Records provided:
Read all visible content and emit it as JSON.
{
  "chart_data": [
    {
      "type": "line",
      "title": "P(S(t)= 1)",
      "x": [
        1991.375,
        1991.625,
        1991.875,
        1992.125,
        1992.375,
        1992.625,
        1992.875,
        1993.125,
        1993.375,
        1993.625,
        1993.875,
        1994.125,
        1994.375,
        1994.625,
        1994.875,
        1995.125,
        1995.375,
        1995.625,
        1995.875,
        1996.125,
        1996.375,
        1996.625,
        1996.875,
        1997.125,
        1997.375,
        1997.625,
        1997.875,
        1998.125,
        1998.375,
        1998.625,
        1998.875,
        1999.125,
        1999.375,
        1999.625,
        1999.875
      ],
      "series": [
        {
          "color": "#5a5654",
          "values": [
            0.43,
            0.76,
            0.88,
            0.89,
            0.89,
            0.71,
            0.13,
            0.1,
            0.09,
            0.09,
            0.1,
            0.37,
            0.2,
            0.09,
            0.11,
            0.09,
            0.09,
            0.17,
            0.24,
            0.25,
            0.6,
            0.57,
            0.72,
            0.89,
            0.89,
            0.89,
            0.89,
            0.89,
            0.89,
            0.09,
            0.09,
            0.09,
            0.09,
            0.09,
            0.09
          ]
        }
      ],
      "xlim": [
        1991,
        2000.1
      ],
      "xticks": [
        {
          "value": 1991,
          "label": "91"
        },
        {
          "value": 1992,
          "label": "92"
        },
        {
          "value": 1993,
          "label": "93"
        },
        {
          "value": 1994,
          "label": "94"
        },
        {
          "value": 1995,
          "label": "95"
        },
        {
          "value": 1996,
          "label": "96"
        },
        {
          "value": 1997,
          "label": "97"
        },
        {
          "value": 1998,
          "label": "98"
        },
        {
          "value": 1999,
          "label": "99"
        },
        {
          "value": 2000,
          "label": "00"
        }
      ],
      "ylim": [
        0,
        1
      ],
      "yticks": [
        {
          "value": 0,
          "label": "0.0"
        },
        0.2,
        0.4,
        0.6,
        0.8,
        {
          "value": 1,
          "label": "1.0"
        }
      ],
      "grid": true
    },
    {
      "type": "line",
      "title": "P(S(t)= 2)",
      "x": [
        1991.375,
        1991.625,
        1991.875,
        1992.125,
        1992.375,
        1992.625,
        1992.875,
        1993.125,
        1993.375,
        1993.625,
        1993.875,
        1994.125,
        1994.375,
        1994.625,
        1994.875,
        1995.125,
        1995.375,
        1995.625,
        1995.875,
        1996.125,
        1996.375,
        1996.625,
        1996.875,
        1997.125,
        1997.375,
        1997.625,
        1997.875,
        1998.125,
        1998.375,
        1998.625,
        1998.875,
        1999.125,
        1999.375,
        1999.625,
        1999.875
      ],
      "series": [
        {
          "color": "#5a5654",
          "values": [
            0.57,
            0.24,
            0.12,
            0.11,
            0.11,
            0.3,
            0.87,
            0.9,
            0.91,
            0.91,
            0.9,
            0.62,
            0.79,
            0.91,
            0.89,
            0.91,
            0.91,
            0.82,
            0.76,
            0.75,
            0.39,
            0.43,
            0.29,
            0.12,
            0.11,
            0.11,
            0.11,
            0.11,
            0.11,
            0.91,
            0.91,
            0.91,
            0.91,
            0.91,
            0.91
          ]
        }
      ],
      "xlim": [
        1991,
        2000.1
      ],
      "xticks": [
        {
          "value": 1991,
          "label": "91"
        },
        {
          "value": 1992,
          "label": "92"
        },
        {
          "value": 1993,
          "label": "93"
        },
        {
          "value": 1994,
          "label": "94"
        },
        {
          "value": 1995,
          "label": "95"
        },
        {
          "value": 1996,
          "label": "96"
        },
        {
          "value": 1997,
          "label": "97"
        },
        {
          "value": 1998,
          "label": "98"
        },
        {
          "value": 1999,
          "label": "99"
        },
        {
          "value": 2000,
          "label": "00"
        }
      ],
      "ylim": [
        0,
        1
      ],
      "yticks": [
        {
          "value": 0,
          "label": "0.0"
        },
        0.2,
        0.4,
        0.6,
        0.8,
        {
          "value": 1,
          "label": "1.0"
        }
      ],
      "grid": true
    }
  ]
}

Your instructions: Every line above needs to be retyped exactly.

Expected answer:
Read all visible content and emit it as JSON.
{
  "chart_data": [
    {
      "type": "line",
      "title": "P(S(t)= 1)",
      "x": [
        1991.375,
        1991.625,
        1991.875,
        1992.125,
        1992.375,
        1992.625,
        1992.875,
        1993.125,
        1993.375,
        1993.625,
        1993.875,
        1994.125,
        1994.375,
        1994.625,
        1994.875,
        1995.125,
        1995.375,
        1995.625,
        1995.875,
        1996.125,
        1996.375,
        1996.625,
        1996.875,
        1997.125,
        1997.375,
        1997.625,
        1997.875,
        1998.125,
        1998.375,
        1998.625,
        1998.875,
        1999.125,
        1999.375,
        1999.625,
        1999.875
      ],
      "series": [
        {
          "color": "#5a5654",
          "values": [
            0.43,
            0.76,
            0.88,
            0.89,
            0.89,
            0.71,
            0.13,
            0.1,
            0.09,
            0.09,
            0.1,
            0.37,
            0.2,
            0.09,
            0.11,
            0.09,
            0.09,
            0.17,
            0.24,
            0.25,
            0.6,
            0.57,
            0.72,
            0.89,
            0.89,
            0.89,
            0.89,
            0.89,
            0.89,
            0.09,
            0.09,
            0.09,
            0.09,
            0.09,
            0.09
          ]
        }
      ],
      "xlim": [
        1991,
        2000.1
      ],
      "xticks": [
        {
          "value": 1991,
          "label": "91"
        },
        {
          "value": 1992,
          "label": "92"
        },
        {
          "value": 1993,
          "label": "93"
        },
        {
          "value": 1994,
          "label": "94"
        },
        {
          "value": 1995,
          "label": "95"
        },
        {
          "value": 1996,
          "label": "96"
        },
        {
          "value": 1997,
          "label": "97"
        },
        {
          "value": 1998,
          "label": "98"
        },
        {
          "value": 1999,
          "label": "99"
        },
        {
          "value": 2000,
          "label": "00"
        }
      ],
      "ylim": [
        0,
        1
      ],
      "yticks": [
        {
          "value": 0,
          "label": "0.0"
        },
        0.2,
        0.4,
        0.6,
        0.8,
        {
          "value": 1,
          "label": "1.0"
        }
      ],
      "grid": true
    },
    {
      "type": "line",
      "title": "P(S(t)= 2)",
      "x": [
        1991.375,
        1991.625,
        1991.875,
        1992.125,
        1992.375,
        1992.625,
        1992.875,
        1993.125,
        1993.375,
        1993.625,
        1993.875,
        1994.125,
        1994.375,
        1994.625,
        1994.875,
        1995.125,
        1995.375,
        1995.625,
        1995.875,
        1996.125,
        1996.375,
        1996.625,
        1996.875,
        1997.125,
        1997.375,
        1997.625,
        1997.875,
        1998.125,
        1998.375,
        1998.625,
        1998.875,
        1999.125,
        1999.375,
        1999.625,
        1999.875
      ],
      "series": [
        {
          "color": "#5a5654",
          "values": [
            0.57,
            0.24,
            0.12,
            0.11,
            0.11,
            0.3,
            0.87,
            0.9,
            0.91,
            0.91,
            0.9,
            0.62,
            0.79,
            0.91,
            0.89,
            0.91,
            0.91,
            0.82,
            0.76,
            0.75,
            0.39,
            0.43,
            0.29,
            0.12,
            0.11,
            0.11,
            0.11,
            0.11,
            0.11,
            0.91,
            0.91,
            0.91,
            0.91,
            0.91,
            0.91
          ]
        }
      ],
      "xlim": [
        1991,
        2000.1
      ],
      "xticks": [
        {
          "value": 1991,
          "label": "91"
        },
        {
          "value": 1992,
          "label": "92"
        },
        {
          "value": 1993,
          "label": "93"
        },
        {
          "value": 1994,
          "label": "94"
        },
        {
          "value": 1995,
          "label": "95"
        },
        {
          "value": 1996,
          "label": "96"
        },
        {
          "value": 1997,
          "label": "97"
        },
        {
          "value": 1998,
          "label": "98"
        },
        {
          "value": 1999,
          "label": "99"
        },
        {
          "value": 2000,
          "label": "00"
        }
      ],
      "ylim": [
        0,
        1
      ],
      "yticks": [
        {
          "value": 0,
          "label": "0.0"
        },
        0.2,
        0.4,
        0.6,
        0.8,
        {
          "value": 1,
          "label": "1.0"
        }
      ],
      "grid": true
    }
  ]
}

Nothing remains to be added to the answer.